(Collected data entries)
------------------------------
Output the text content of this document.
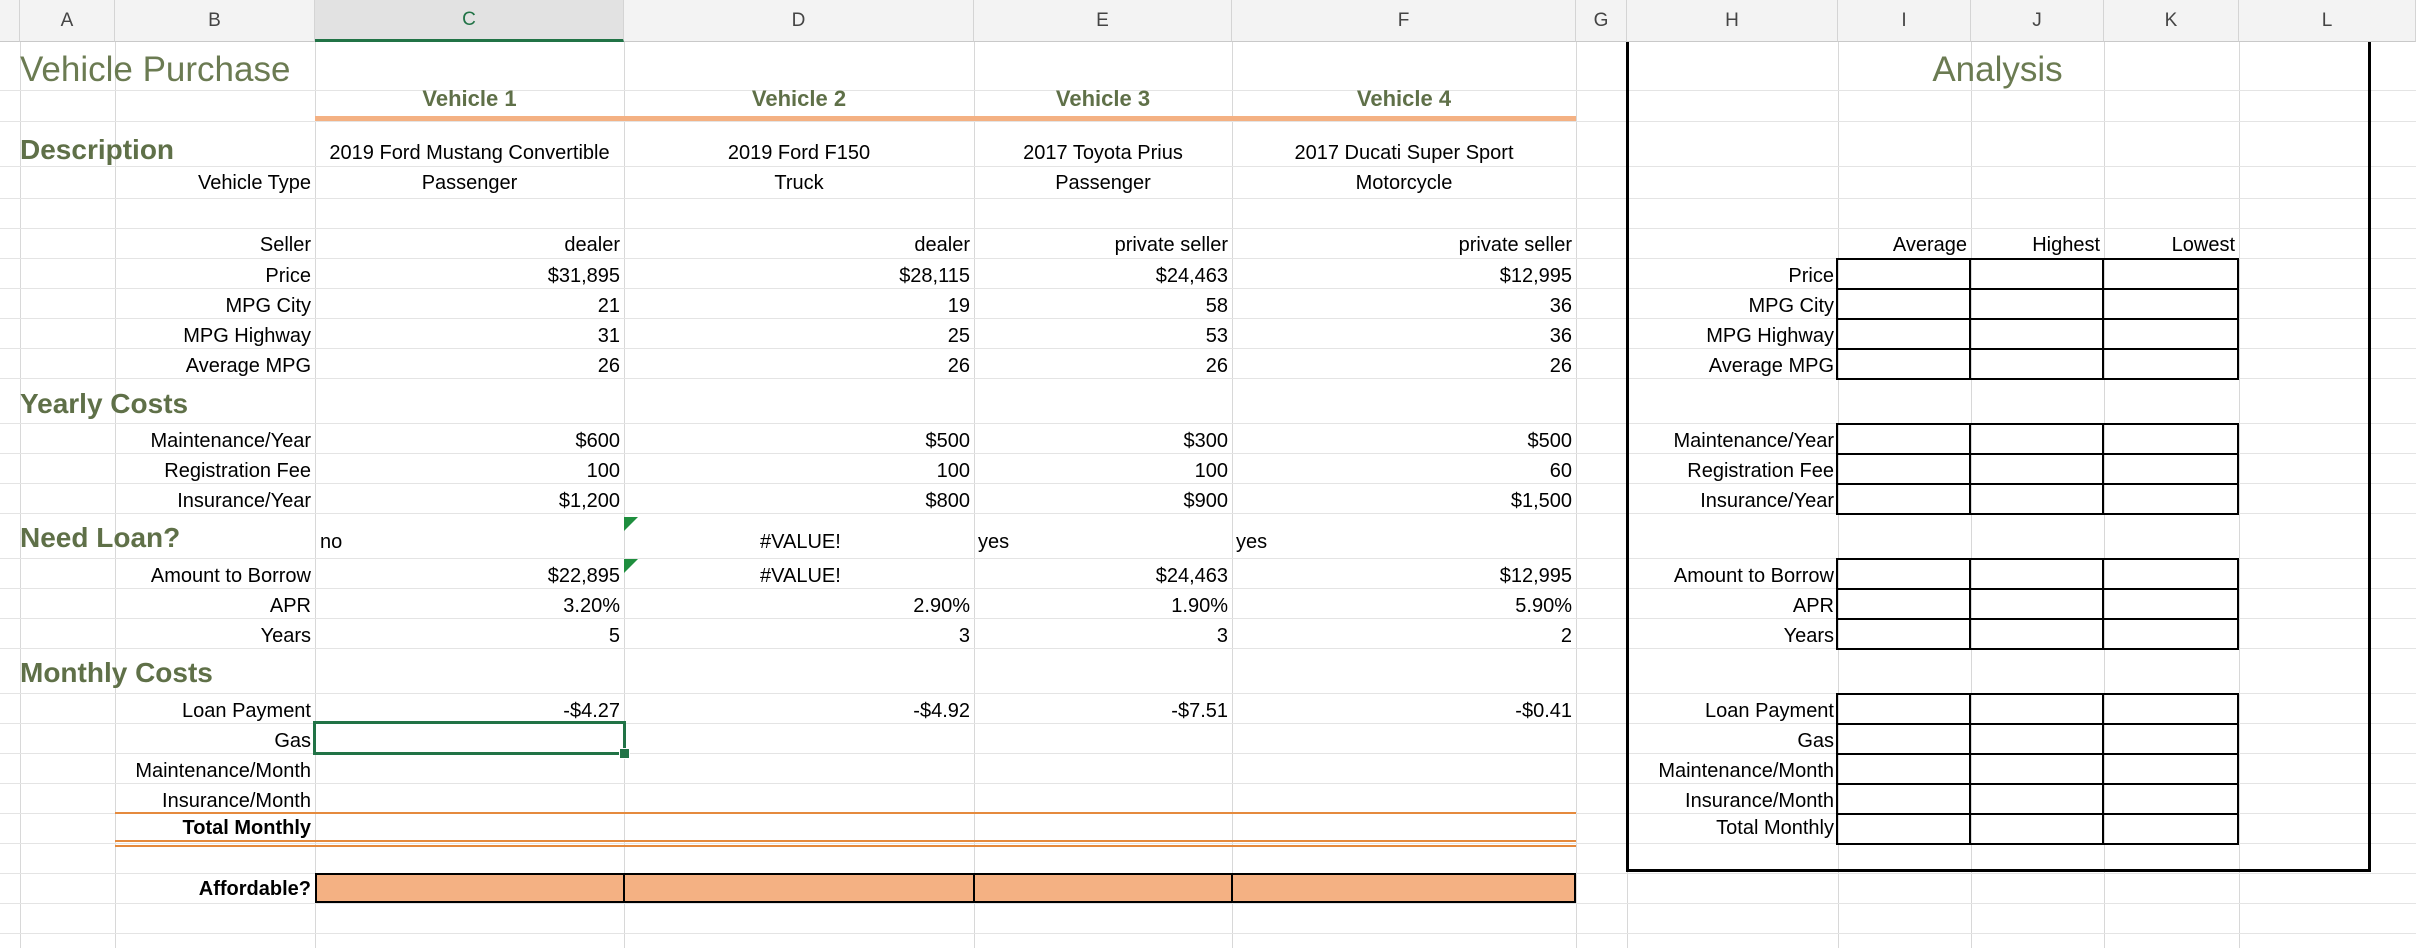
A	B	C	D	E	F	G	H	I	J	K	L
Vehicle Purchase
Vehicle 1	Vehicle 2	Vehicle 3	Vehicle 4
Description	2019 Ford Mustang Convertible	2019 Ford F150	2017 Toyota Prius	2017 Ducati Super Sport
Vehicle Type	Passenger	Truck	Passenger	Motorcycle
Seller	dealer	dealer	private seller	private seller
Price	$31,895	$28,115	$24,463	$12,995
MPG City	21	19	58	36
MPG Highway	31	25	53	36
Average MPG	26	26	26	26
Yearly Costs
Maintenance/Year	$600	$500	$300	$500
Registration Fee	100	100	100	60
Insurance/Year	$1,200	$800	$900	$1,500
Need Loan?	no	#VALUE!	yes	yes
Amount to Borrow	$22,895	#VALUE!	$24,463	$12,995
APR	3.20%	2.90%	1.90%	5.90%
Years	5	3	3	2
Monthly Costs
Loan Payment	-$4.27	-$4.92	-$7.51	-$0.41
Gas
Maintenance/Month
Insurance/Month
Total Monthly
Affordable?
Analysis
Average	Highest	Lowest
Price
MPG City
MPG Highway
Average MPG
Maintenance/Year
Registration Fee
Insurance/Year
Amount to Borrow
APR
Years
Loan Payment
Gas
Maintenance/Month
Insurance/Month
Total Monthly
------------------------------
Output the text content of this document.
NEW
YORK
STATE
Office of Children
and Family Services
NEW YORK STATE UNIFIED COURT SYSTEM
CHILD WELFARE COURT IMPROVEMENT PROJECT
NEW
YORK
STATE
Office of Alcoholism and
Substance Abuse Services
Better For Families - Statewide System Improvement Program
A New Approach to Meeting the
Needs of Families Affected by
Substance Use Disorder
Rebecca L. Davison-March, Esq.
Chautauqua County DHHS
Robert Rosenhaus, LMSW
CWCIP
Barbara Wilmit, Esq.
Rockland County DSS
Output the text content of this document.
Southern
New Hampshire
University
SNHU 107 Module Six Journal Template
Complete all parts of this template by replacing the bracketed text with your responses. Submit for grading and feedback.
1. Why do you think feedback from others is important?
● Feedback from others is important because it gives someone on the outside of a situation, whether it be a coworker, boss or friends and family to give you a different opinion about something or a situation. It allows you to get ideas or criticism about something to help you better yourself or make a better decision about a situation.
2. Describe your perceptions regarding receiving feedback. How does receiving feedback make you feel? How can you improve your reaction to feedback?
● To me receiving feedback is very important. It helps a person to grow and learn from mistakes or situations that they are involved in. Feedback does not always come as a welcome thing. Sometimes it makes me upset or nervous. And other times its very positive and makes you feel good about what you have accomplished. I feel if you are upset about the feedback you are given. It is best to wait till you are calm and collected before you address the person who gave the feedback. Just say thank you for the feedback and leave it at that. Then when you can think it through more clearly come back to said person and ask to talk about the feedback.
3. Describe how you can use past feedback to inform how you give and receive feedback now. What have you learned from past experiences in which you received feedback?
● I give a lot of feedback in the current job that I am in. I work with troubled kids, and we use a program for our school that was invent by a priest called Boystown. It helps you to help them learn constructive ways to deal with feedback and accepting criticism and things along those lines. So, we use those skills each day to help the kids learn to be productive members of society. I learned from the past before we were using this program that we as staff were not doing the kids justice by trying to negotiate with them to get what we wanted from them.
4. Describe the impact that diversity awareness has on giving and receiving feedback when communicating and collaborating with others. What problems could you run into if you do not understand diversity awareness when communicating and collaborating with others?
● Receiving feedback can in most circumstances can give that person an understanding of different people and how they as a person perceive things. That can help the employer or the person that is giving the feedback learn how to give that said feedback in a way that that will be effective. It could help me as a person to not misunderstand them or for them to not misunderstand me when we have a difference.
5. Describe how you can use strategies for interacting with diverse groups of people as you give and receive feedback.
------------------------------
Requirement:
Write only the number of lines in the records that include the word "think".

Exercise solution:
2